Exercise directions: All lines holding the string "name" are to be shown.

The data:
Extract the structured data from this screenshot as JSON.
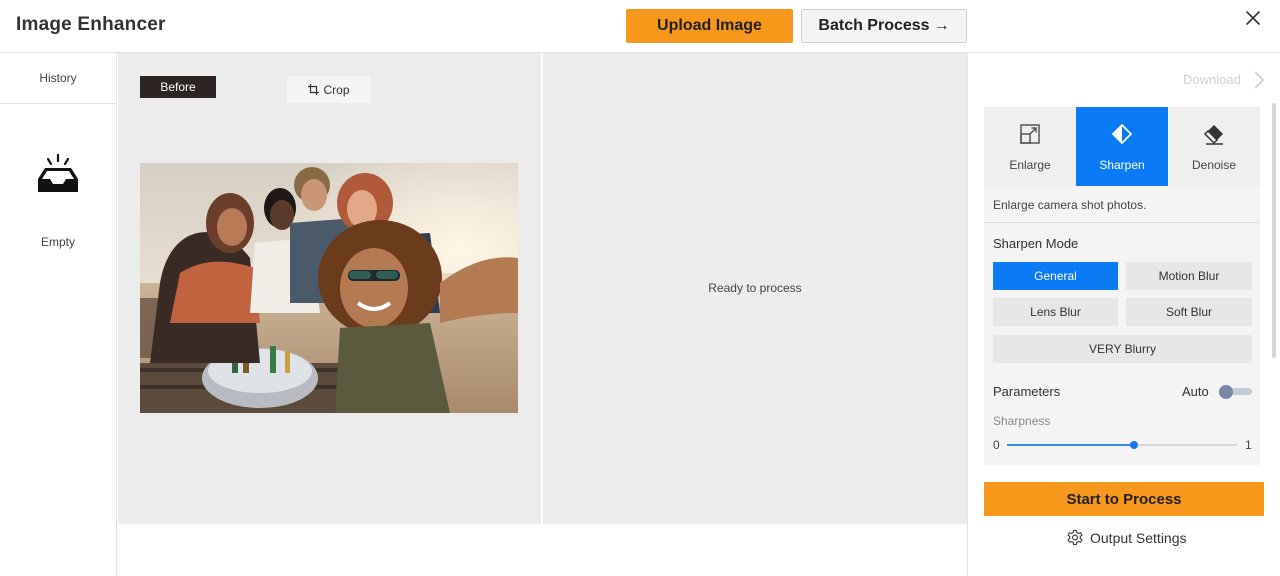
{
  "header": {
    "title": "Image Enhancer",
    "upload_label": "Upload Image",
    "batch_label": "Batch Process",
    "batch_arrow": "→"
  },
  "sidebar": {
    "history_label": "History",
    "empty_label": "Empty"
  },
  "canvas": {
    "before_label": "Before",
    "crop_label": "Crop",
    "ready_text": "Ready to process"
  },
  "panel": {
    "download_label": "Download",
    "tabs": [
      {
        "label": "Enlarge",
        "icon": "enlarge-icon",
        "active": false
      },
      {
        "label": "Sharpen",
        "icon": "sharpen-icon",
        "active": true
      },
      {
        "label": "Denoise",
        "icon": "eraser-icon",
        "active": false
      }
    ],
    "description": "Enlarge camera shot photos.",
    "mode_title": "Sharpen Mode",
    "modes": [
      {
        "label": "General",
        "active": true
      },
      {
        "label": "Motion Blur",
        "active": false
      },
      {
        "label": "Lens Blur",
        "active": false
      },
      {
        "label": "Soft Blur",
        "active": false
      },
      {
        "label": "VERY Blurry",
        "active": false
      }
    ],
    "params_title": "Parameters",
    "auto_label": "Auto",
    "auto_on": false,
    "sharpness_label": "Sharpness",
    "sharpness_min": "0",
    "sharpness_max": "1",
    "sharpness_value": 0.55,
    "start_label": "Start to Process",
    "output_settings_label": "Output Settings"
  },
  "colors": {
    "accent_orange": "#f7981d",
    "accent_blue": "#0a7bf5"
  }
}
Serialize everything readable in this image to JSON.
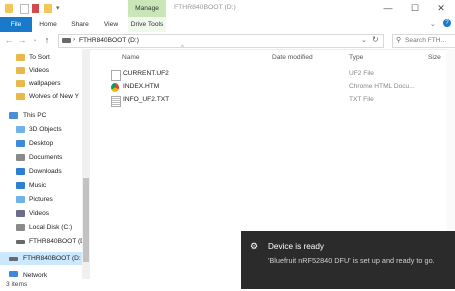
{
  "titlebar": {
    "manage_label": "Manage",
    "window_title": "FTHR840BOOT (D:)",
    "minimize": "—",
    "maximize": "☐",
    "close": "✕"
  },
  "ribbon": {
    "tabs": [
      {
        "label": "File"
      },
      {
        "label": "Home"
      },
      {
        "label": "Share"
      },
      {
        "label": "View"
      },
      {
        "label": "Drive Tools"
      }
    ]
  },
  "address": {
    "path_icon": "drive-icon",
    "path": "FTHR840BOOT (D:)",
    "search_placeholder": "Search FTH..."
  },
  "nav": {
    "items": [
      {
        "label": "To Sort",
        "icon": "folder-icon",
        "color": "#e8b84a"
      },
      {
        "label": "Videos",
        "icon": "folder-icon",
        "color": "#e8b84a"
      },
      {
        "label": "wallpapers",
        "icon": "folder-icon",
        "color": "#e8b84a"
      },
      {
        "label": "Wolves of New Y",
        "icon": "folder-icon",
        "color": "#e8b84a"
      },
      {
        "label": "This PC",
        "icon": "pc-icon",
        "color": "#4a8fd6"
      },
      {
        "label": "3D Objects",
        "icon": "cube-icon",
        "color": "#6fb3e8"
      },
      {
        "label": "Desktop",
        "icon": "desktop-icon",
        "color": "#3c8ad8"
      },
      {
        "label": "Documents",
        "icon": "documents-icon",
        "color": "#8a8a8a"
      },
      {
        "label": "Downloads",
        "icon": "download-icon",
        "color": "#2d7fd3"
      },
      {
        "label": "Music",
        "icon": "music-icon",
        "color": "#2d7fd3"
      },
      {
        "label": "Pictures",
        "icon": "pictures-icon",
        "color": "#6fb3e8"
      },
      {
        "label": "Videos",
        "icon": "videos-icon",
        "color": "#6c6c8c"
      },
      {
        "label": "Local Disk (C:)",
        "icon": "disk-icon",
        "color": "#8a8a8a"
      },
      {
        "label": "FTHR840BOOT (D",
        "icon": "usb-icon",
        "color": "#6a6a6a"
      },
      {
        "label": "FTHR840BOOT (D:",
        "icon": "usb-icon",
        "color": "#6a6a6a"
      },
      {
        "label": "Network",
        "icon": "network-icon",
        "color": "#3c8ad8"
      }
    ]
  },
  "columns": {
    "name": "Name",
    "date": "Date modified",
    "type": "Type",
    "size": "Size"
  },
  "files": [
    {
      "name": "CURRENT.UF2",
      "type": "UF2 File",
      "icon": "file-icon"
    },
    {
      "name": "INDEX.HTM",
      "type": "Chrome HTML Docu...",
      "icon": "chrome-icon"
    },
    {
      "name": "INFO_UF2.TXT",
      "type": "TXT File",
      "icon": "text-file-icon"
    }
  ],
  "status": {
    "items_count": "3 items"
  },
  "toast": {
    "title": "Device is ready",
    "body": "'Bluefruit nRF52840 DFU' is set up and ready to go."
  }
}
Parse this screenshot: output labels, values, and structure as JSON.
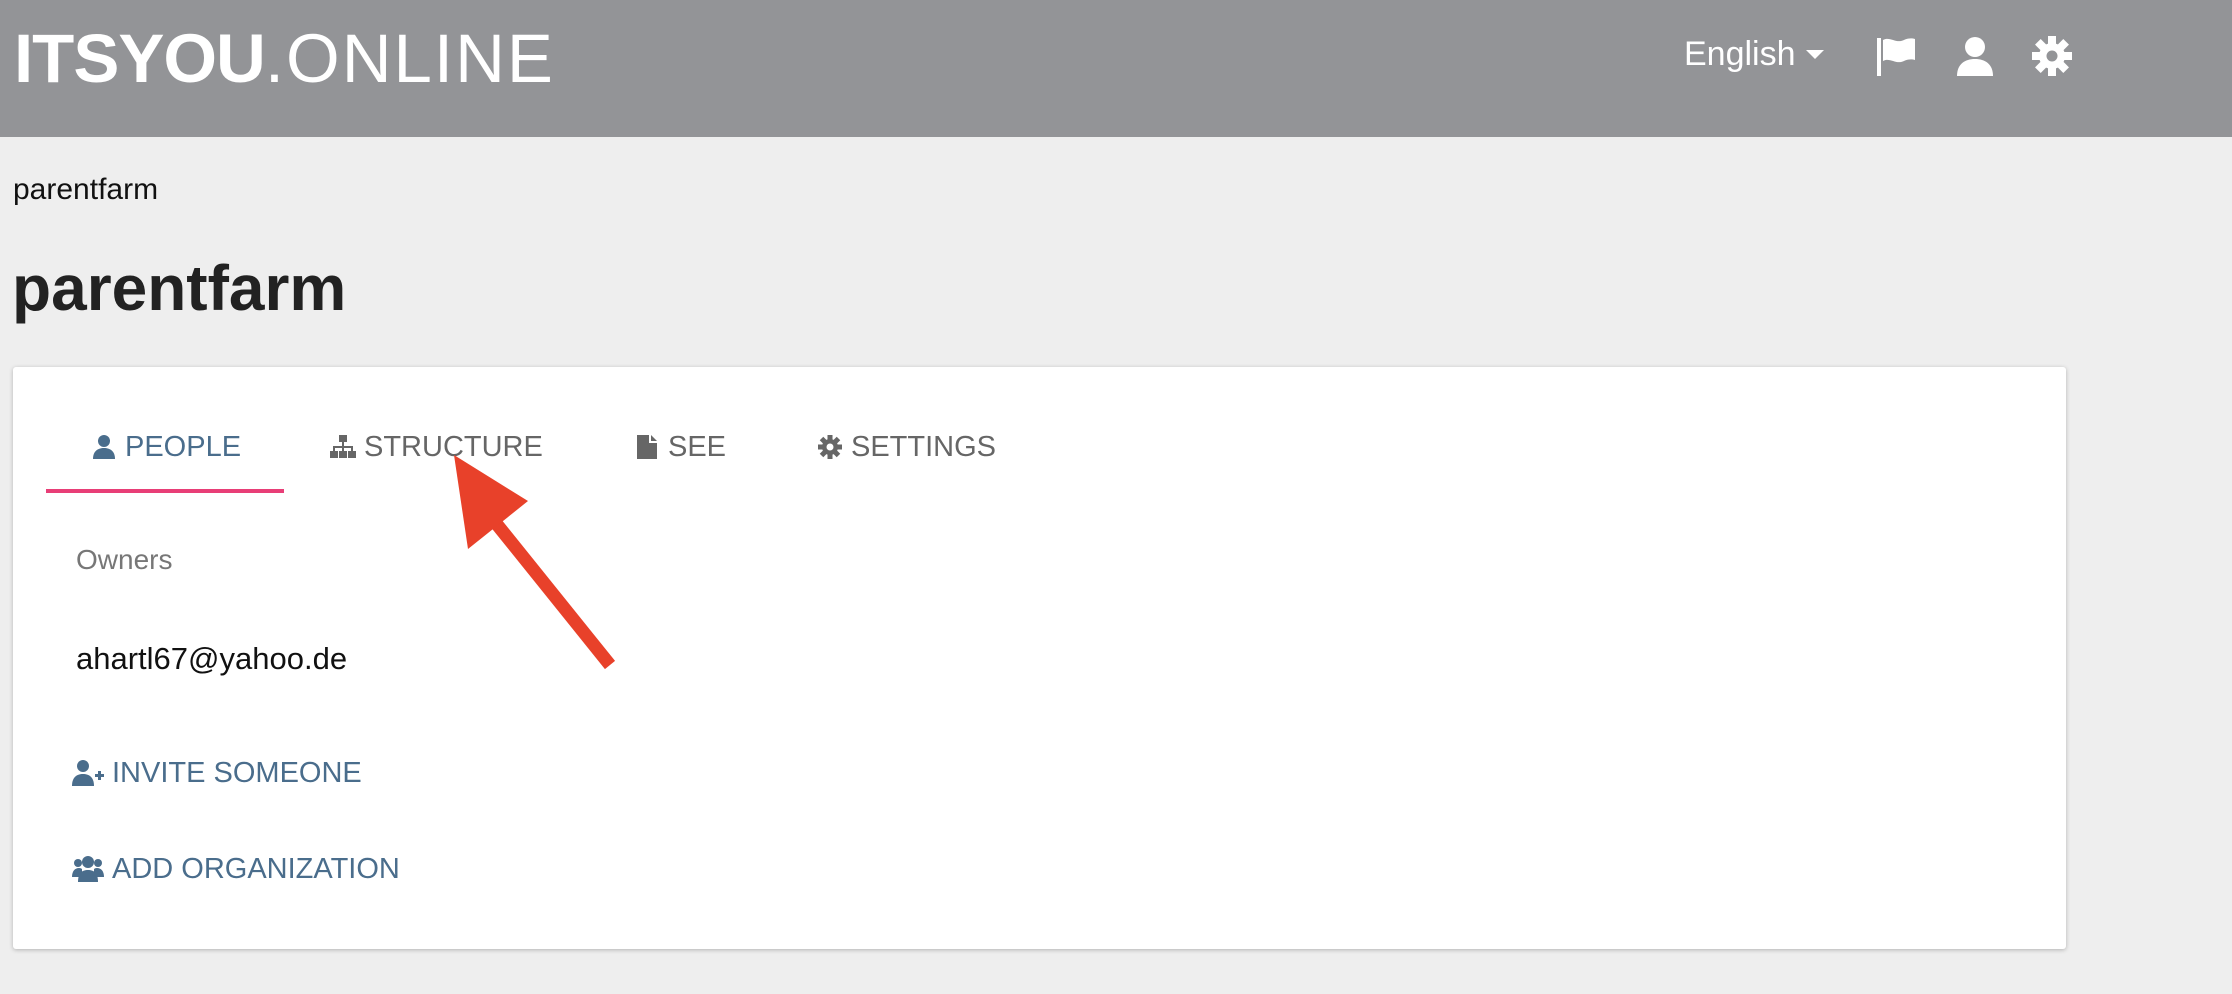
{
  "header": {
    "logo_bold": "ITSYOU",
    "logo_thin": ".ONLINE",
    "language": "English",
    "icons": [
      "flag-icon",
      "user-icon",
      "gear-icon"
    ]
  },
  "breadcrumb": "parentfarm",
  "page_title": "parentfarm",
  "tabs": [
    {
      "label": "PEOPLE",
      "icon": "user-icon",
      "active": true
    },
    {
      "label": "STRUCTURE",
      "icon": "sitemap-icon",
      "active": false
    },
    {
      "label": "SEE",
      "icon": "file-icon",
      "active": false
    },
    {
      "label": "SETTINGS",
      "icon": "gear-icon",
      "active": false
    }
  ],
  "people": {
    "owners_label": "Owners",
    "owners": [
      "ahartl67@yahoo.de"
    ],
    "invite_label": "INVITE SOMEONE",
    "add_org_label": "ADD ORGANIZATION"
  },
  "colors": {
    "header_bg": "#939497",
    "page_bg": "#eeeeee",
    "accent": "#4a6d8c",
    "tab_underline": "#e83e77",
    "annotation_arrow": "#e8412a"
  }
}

Completed exercise:
    "name": "Name",
      "name": "CURRENT.UF2",
      "name": "INDEX.HTM",
      "name": "INFO_UF2.TXT",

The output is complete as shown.